**DIRECTIVE**
Copy every line in which the string "Winchester" occurs.

**DATASET**

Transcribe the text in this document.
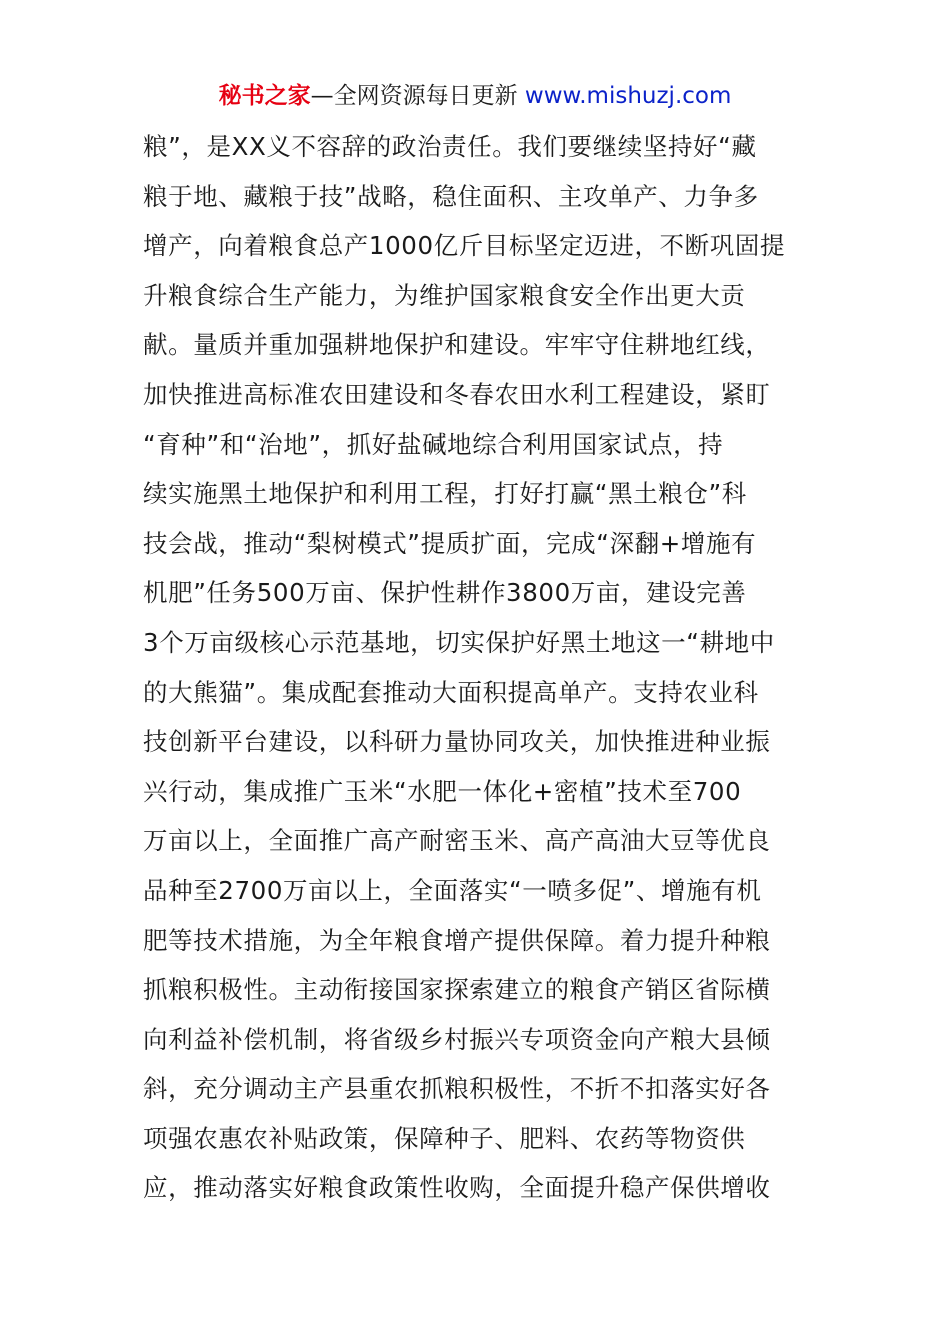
秘书之家—全网资源每日更新 www.mishuzj.com
粮”，是XX义不容辞的政治责任。我们要继续坚持好“藏
粮于地、藏粮于技”战略，稳住面积、主攻单产、力争多
增产，向着粮食总产1000亿斤目标坚定迈进，不断巩固提
升粮食综合生产能力，为维护国家粮食安全作出更大贡
献。量质并重加强耕地保护和建设。牢牢守住耕地红线，
加快推进高标准农田建设和冬春农田水利工程建设，紧盯
“育种”和“治地”，抓好盐碱地综合利用国家试点，持
续实施黑土地保护和利用工程，打好打赢“黑土粮仓”科
技会战，推动“梨树模式”提质扩面，完成“深翻+增施有
机肥”任务500万亩、保护性耕作3800万亩，建设完善
3个万亩级核心示范基地，切实保护好黑土地这一“耕地中
的大熊猫”。集成配套推动大面积提高单产。支持农业科
技创新平台建设，以科研力量协同攻关，加快推进种业振
兴行动，集成推广玉米“水肥一体化+密植”技术至700
万亩以上，全面推广高产耐密玉米、高产高油大豆等优良
品种至2700万亩以上，全面落实“一喷多促”、增施有机
肥等技术措施，为全年粮食增产提供保障。着力提升种粮
抓粮积极性。主动衔接国家探索建立的粮食产销区省际横
向利益补偿机制，将省级乡村振兴专项资金向产粮大县倾
斜，充分调动主产县重农抓粮积极性，不折不扣落实好各
项强农惠农补贴政策，保障种子、肥料、农药等物资供
应，推动落实好粮食政策性收购，全面提升稳产保供增收
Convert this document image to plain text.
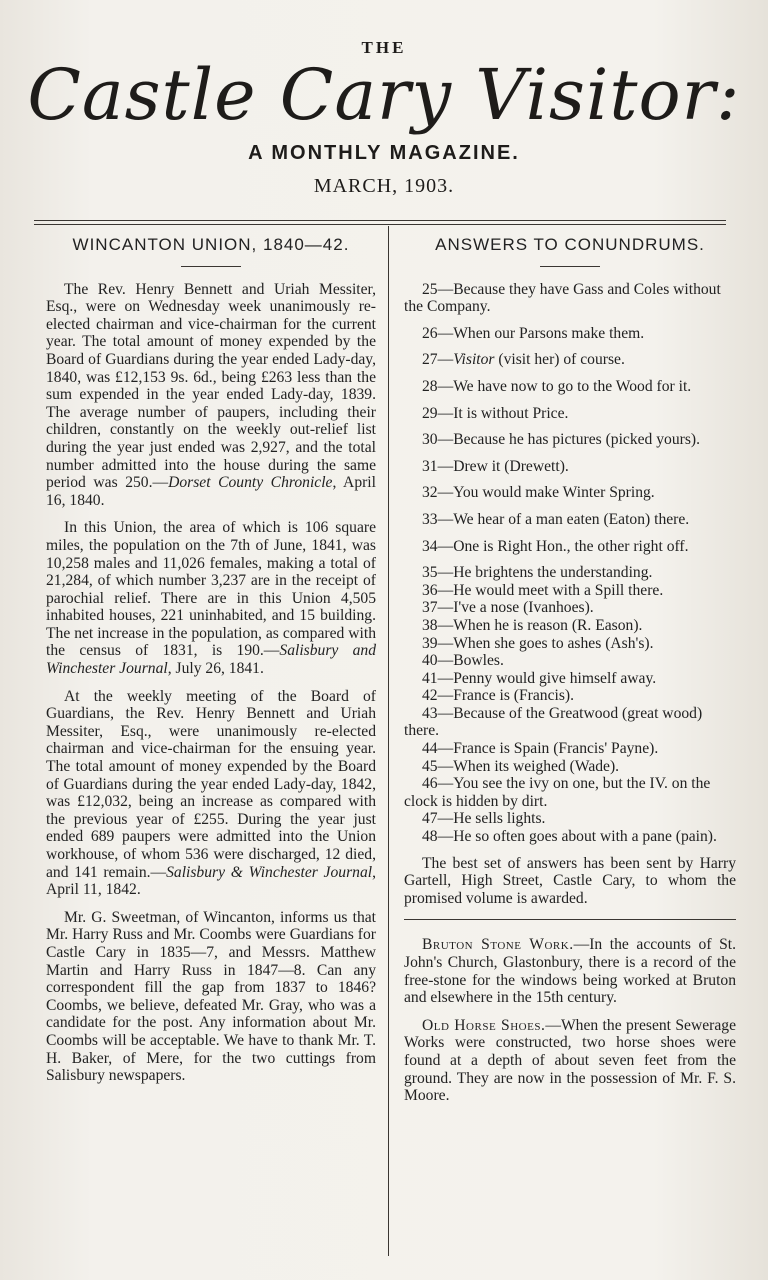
THE
Castle Cary Visitor:
A MONTHLY MAGAZINE.
MARCH, 1903.
WINCANTON UNION, 1840—42.

The Rev. Henry Bennett and Uriah Messiter, Esq., were on Wednesday week unanimously re-elected chairman and vice-chairman for the current year. The total amount of money expended by the Board of Guardians during the year ended Lady-day, 1840, was £12,153 9s. 6d., being £263 less than the sum expended in the year ended Lady-day, 1839. The average number of paupers, including their children, constantly on the weekly out-relief list during the year just ended was 2,927, and the total number admitted into the house during the same period was 250.—Dorset County Chronicle, April 16, 1840.

In this Union, the area of which is 106 square miles, the population on the 7th of June, 1841, was 10,258 males and 11,026 females, making a total of 21,284, of which number 3,237 are in the receipt of parochial relief. There are in this Union 4,505 inhabited houses, 221 uninhabited, and 15 building. The net increase in the population, as compared with the census of 1831, is 190.—Salisbury and Winchester Journal, July 26, 1841.

At the weekly meeting of the Board of Guardians, the Rev. Henry Bennett and Uriah Messiter, Esq., were unanimously re-elected chairman and vice-chairman for the ensuing year. The total amount of money expended by the Board of Guardians during the year ended Lady-day, 1842, was £12,032, being an increase as compared with the previous year of £255. During the year just ended 689 paupers were admitted into the Union workhouse, of whom 536 were discharged, 12 died, and 141 remain.—Salisbury & Winchester Journal, April 11, 1842.

Mr. G. Sweetman, of Wincanton, informs us that Mr. Harry Russ and Mr. Coombs were Guardians for Castle Cary in 1835—7, and Messrs. Matthew Martin and Harry Russ in 1847—8. Can any correspondent fill the gap from 1837 to 1846? Coombs, we believe, defeated Mr. Gray, who was a candidate for the post. Any information about Mr. Coombs will be acceptable. We have to thank Mr. T. H. Baker, of Mere, for the two cuttings from Salisbury newspapers.

ANSWERS TO CONUNDRUMS.
25—Because they have Gass and Coles without the Company.
26—When our Parsons make them.
27—Visitor (visit her) of course.
28—We have now to go to the Wood for it.
29—It is without Price.
30—Because he has pictures (picked yours).
31—Drew it (Drewett).
32—You would make Winter Spring.
33—We hear of a man eaten (Eaton) there.
34—One is Right Hon., the other right off.
35—He brightens the understanding.
36—He would meet with a Spill there.
37—I've a nose (Ivanhoes).
38—When he is reason (R. Eason).
39—When she goes to ashes (Ash's).
40—Bowles.
41—Penny would give himself away.
42—France is (Francis).
43—Because of the Greatwood (great wood) there.
44—France is Spain (Francis' Payne).
45—When its weighed (Wade).
46—You see the ivy on one, but the IV. on the clock is hidden by dirt.
47—He sells lights.
48—He so often goes about with a pane (pain).
The best set of answers has been sent by Harry Gartell, High Street, Castle Cary, to whom the promised volume is awarded.
Bruton Stone Work.—In the accounts of St. John's Church, Glastonbury, there is a record of the free-stone for the windows being worked at Bruton and elsewhere in the 15th century.
Old Horse Shoes.—When the present Sewerage Works were constructed, two horse shoes were found at a depth of about seven feet from the ground. They are now in the possession of Mr. F. S. Moore.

**RESULT OF THE EXERCISE**
In this Union, the area of which is 106 square miles, the population on the 7th of June, 1841, was 10,258 males and 11,026 females, making a total of 21,284, of which number 3,237 are in the receipt of parochial relief. There are in this Union 4,505 inhabited houses, 221 uninhabited, and 15 building. The net increase in the population, as compared with the census of 1831, is 190.—Salisbury and Winchester Journal, July 26, 1841.
At the weekly meeting of the Board of Guardians, the Rev. Henry Bennett and Uriah Messiter, Esq., were unanimously re-elected chairman and vice-chairman for the ensuing year. The total amount of money expended by the Board of Guardians during the year ended Lady-day, 1842, was £12,032, being an increase as compared with the previous year of £255. During the year just ended 689 paupers were admitted into the Union workhouse, of whom 536 were discharged, 12 died, and 141 remain.—Salisbury & Winchester Journal, April 11, 1842.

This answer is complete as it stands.